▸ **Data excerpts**
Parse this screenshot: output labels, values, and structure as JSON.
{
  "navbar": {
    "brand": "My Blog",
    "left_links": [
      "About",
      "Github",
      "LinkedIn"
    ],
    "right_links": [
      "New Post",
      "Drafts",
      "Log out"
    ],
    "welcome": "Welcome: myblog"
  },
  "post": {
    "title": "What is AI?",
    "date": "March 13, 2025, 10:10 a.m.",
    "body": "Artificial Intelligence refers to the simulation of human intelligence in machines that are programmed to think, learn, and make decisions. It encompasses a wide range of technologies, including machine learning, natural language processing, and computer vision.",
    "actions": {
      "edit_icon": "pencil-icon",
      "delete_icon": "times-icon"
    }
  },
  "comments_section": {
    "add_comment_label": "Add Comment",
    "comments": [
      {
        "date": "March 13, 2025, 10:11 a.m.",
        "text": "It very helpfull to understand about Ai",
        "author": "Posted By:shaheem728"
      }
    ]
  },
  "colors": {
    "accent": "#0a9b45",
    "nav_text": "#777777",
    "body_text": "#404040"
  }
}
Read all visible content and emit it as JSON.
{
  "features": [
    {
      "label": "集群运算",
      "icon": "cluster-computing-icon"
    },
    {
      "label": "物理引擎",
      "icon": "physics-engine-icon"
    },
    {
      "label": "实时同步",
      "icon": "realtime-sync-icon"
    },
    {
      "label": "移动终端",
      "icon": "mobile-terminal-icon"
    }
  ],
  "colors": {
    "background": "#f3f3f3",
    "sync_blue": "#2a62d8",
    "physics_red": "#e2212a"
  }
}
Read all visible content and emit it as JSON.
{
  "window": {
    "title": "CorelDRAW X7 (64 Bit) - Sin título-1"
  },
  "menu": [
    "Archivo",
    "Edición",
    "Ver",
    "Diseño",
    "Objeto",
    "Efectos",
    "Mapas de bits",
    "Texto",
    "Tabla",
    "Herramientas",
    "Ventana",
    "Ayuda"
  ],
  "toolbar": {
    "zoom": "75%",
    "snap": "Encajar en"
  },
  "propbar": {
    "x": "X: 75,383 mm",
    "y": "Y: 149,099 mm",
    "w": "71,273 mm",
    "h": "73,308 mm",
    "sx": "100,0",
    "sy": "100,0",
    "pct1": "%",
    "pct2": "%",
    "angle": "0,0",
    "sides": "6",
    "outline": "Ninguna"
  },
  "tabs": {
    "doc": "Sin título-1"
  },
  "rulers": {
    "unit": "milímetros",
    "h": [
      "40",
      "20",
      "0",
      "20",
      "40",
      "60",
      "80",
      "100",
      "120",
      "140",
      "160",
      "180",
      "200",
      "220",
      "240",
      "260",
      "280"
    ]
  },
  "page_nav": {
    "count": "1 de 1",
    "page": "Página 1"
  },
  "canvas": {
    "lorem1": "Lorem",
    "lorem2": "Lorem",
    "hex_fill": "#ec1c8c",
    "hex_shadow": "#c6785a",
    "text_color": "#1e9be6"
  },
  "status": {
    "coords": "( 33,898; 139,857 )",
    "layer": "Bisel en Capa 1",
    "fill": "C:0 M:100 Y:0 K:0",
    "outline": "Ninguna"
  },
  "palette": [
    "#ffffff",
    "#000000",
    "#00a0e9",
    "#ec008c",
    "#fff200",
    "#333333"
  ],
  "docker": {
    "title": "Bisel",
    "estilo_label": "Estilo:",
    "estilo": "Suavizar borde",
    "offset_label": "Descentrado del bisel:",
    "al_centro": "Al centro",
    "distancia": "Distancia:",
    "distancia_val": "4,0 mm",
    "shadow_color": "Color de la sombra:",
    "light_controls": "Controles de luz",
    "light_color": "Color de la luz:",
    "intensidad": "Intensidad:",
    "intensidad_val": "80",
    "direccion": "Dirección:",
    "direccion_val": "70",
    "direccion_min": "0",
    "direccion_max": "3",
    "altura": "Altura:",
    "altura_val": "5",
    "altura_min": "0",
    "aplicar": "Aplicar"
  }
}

▸ **Work to be completed**
Pull out all lines in the data above that include "title".

▸ **Written response**
    "title": "What is AI?",
    "title": "CorelDRAW X7 (64 Bit) - Sin título-1"
    "title": "Bisel",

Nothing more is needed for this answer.